## [Work to do]
Your task is to extract every entry that follows word for word while excluding the pictures.

## [Material for the task]

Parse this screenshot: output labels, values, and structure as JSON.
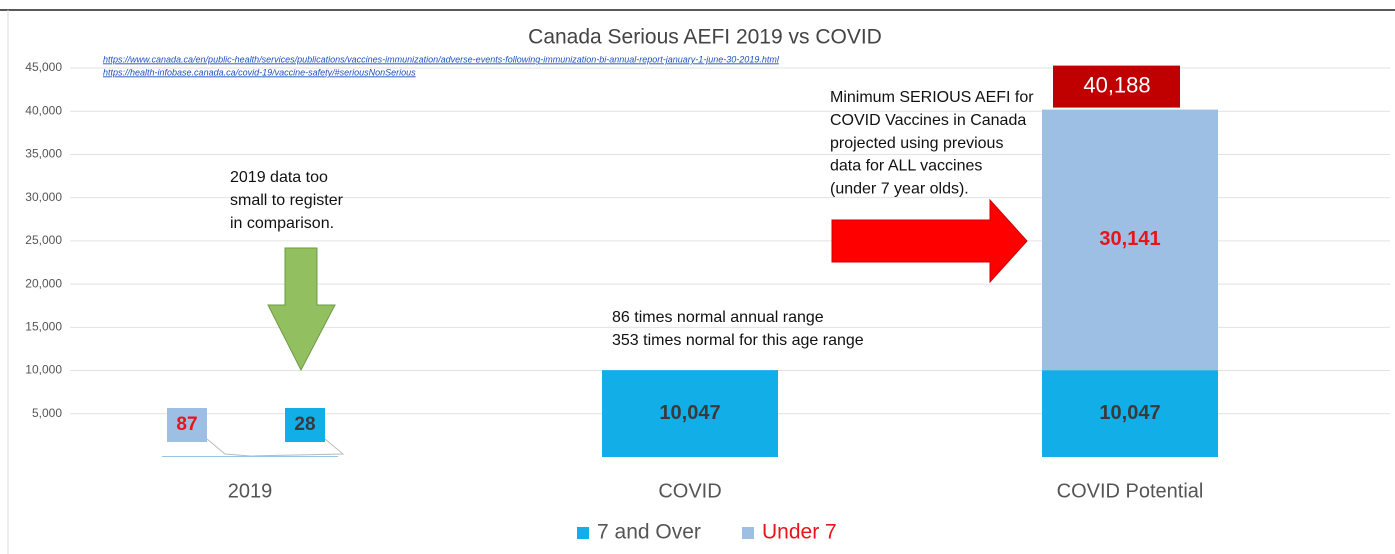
{
  "chart_data": {
    "type": "bar",
    "stacked": true,
    "title": "Canada Serious AEFI  2019 vs COVID",
    "links": [
      "https://www.canada.ca/en/public-health/services/publications/vaccines-immunization/adverse-events-following-immunization-bi-annual-report-january-1-june-30-2019.html",
      "https://health-infobase.canada.ca/covid-19/vaccine-safety/#seriousNonSerious"
    ],
    "categories": [
      "2019",
      "COVID",
      "COVID Potential"
    ],
    "series": [
      {
        "name": "7 and Over",
        "color": "#12aee8",
        "label_color": "#3a3a3a",
        "values": [
          28,
          10047,
          10047
        ],
        "value_labels": [
          "28",
          "10,047",
          "10,047"
        ]
      },
      {
        "name": "Under 7",
        "color": "#9dbfe3",
        "label_color": "#e8141c",
        "values": [
          87,
          null,
          30141
        ],
        "value_labels": [
          "87",
          null,
          "30,141"
        ]
      }
    ],
    "totals": [
      null,
      null,
      40188
    ],
    "total_labels": [
      null,
      null,
      "40,188"
    ],
    "total_color": "#c00000",
    "ylim": [
      0,
      45000
    ],
    "yticks": [
      {
        "value": 5000,
        "label": "5,000"
      },
      {
        "value": 10000,
        "label": "10,000"
      },
      {
        "value": 15000,
        "label": "15,000"
      },
      {
        "value": 20000,
        "label": "20,000"
      },
      {
        "value": 25000,
        "label": "25,000"
      },
      {
        "value": 30000,
        "label": "30,000"
      },
      {
        "value": 35000,
        "label": "35,000"
      },
      {
        "value": 40000,
        "label": "40,000"
      },
      {
        "value": 45000,
        "label": "45,000"
      }
    ],
    "grid": true,
    "legend": "bottom",
    "annotations": [
      {
        "lines": [
          "2019 data too",
          "small to register",
          "in comparison."
        ]
      },
      {
        "lines": [
          "86 times normal  annual range",
          "353 times normal for this age range"
        ]
      },
      {
        "lines": [
          "Minimum SERIOUS AEFI for",
          "COVID Vaccines in Canada",
          "projected using previous",
          "data for ALL vaccines",
          "(under 7 year olds)."
        ]
      }
    ]
  }
}
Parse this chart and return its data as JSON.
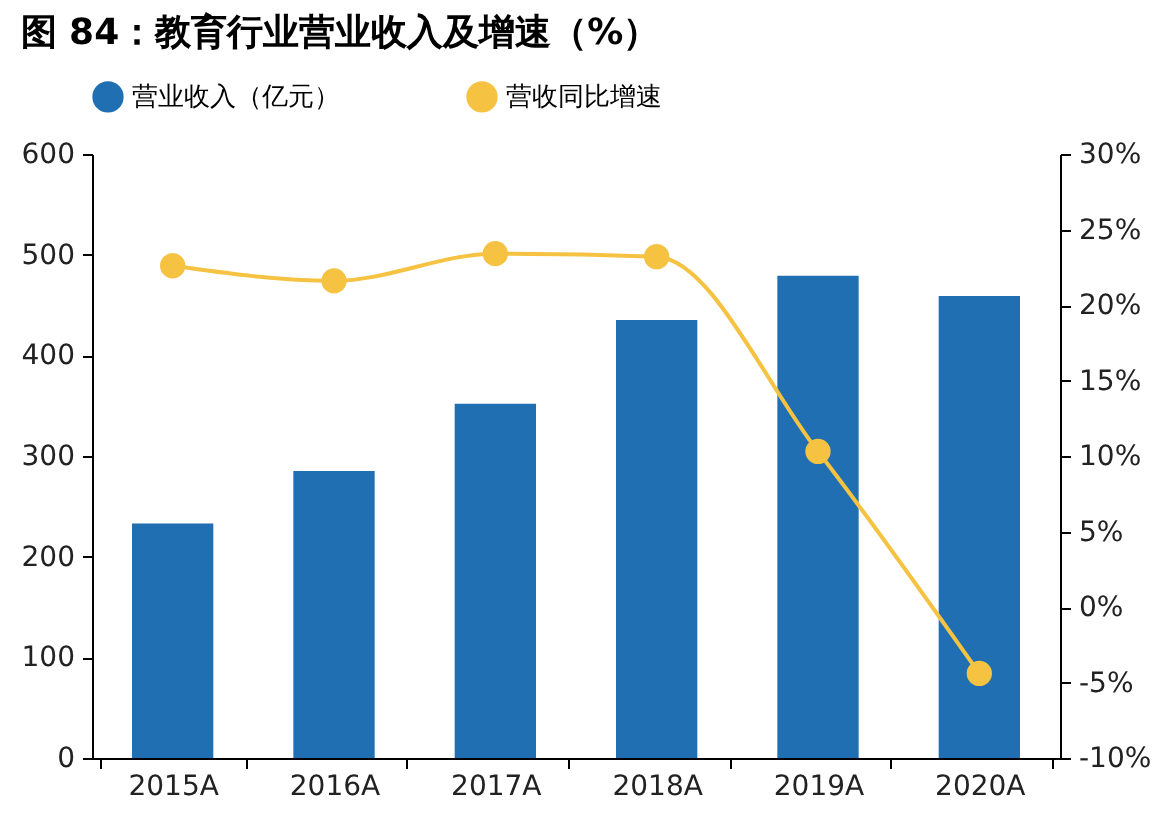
{
  "chart_data": {
    "type": "bar",
    "title": "图 84：教育行业营业收入及增速（%）",
    "categories": [
      "2015A",
      "2016A",
      "2017A",
      "2018A",
      "2019A",
      "2020A"
    ],
    "series": [
      {
        "name": "营业收入（亿元）",
        "color": "#1f6fb2",
        "values": [
          233,
          285,
          352,
          435,
          479,
          459
        ]
      },
      {
        "name": "营收同比增速",
        "type": "line",
        "axis": "y2",
        "color": "#f5c242",
        "values": [
          22.6,
          21.6,
          23.4,
          23.2,
          10.3,
          -4.4
        ]
      }
    ],
    "ylim": [
      0,
      600
    ],
    "yticks": [
      0,
      100,
      200,
      300,
      400,
      500,
      600
    ],
    "y2lim": [
      -10,
      30
    ],
    "y2ticks": [
      {
        "value": -10,
        "label": "-10%"
      },
      {
        "value": -5,
        "label": "-5%"
      },
      {
        "value": 0,
        "label": "0%"
      },
      {
        "value": 5,
        "label": "5%"
      },
      {
        "value": 10,
        "label": "10%"
      },
      {
        "value": 15,
        "label": "15%"
      },
      {
        "value": 20,
        "label": "20%"
      },
      {
        "value": 25,
        "label": "25%"
      },
      {
        "value": 30,
        "label": "30%"
      }
    ],
    "grid": false,
    "legend": "top",
    "marker": "circle",
    "line_style": "solid"
  }
}
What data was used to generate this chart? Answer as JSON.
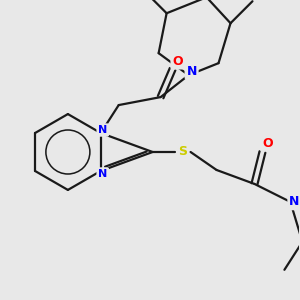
{
  "bg_color": "#e8e8e8",
  "bond_color": "#1a1a1a",
  "n_color": "#0000ff",
  "o_color": "#ff0000",
  "s_color": "#cccc00",
  "line_width": 1.6,
  "figsize": [
    3.0,
    3.0
  ],
  "dpi": 100,
  "xlim": [
    0,
    300
  ],
  "ylim": [
    0,
    300
  ]
}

## [Expected answer]
Parse this screenshot: output labels, values, and structure as JSON.
{
  "chart_data": {
    "type": "bar",
    "stacked": true,
    "title": "Canada Serious AEFI  2019 vs COVID",
    "links": [
      "https://www.canada.ca/en/public-health/services/publications/vaccines-immunization/adverse-events-following-immunization-bi-annual-report-january-1-june-30-2019.html",
      "https://health-infobase.canada.ca/covid-19/vaccine-safety/#seriousNonSerious"
    ],
    "categories": [
      "2019",
      "COVID",
      "COVID Potential"
    ],
    "series": [
      {
        "name": "7 and Over",
        "color": "#12aee8",
        "label_color": "#3a3a3a",
        "values": [
          28,
          10047,
          10047
        ],
        "value_labels": [
          "28",
          "10,047",
          "10,047"
        ]
      },
      {
        "name": "Under 7",
        "color": "#9dbfe3",
        "label_color": "#e8141c",
        "values": [
          87,
          null,
          30141
        ],
        "value_labels": [
          "87",
          null,
          "30,141"
        ]
      }
    ],
    "totals": [
      null,
      null,
      40188
    ],
    "total_labels": [
      null,
      null,
      "40,188"
    ],
    "total_color": "#c00000",
    "ylim": [
      0,
      45000
    ],
    "yticks": [
      {
        "value": 5000,
        "label": "5,000"
      },
      {
        "value": 10000,
        "label": "10,000"
      },
      {
        "value": 15000,
        "label": "15,000"
      },
      {
        "value": 20000,
        "label": "20,000"
      },
      {
        "value": 25000,
        "label": "25,000"
      },
      {
        "value": 30000,
        "label": "30,000"
      },
      {
        "value": 35000,
        "label": "35,000"
      },
      {
        "value": 40000,
        "label": "40,000"
      },
      {
        "value": 45000,
        "label": "45,000"
      }
    ],
    "grid": true,
    "legend": "bottom",
    "annotations": [
      {
        "lines": [
          "2019 data too",
          "small to register",
          "in comparison."
        ]
      },
      {
        "lines": [
          "86 times normal  annual range",
          "353 times normal for this age range"
        ]
      },
      {
        "lines": [
          "Minimum SERIOUS AEFI for",
          "COVID Vaccines in Canada",
          "projected using previous",
          "data for ALL vaccines",
          "(under 7 year olds)."
        ]
      }
    ]
  }
}
Parse this chart and return its data as JSON.
{
  "chart_data": {
    "type": "bar",
    "title": "图 84：教育行业营业收入及增速（%）",
    "categories": [
      "2015A",
      "2016A",
      "2017A",
      "2018A",
      "2019A",
      "2020A"
    ],
    "series": [
      {
        "name": "营业收入（亿元）",
        "color": "#1f6fb2",
        "values": [
          233,
          285,
          352,
          435,
          479,
          459
        ]
      },
      {
        "name": "营收同比增速",
        "type": "line",
        "axis": "y2",
        "color": "#f5c242",
        "values": [
          22.6,
          21.6,
          23.4,
          23.2,
          10.3,
          -4.4
        ]
      }
    ],
    "ylim": [
      0,
      600
    ],
    "yticks": [
      0,
      100,
      200,
      300,
      400,
      500,
      600
    ],
    "y2lim": [
      -10,
      30
    ],
    "y2ticks": [
      {
        "value": -10,
        "label": "-10%"
      },
      {
        "value": -5,
        "label": "-5%"
      },
      {
        "value": 0,
        "label": "0%"
      },
      {
        "value": 5,
        "label": "5%"
      },
      {
        "value": 10,
        "label": "10%"
      },
      {
        "value": 15,
        "label": "15%"
      },
      {
        "value": 20,
        "label": "20%"
      },
      {
        "value": 25,
        "label": "25%"
      },
      {
        "value": 30,
        "label": "30%"
      }
    ],
    "grid": false,
    "legend": "top",
    "marker": "circle",
    "line_style": "solid"
  }
}
What data was used to generate this chart? Answer as JSON.
{
  "bg_color": "#e8e8e8",
  "bond_color": "#1a1a1a",
  "n_color": "#0000ff",
  "o_color": "#ff0000",
  "s_color": "#cccc00",
  "line_width": 1.6,
  "figsize": [
    3.0,
    3.0
  ],
  "dpi": 100,
  "xlim": [
    0,
    300
  ],
  "ylim": [
    0,
    300
  ]
}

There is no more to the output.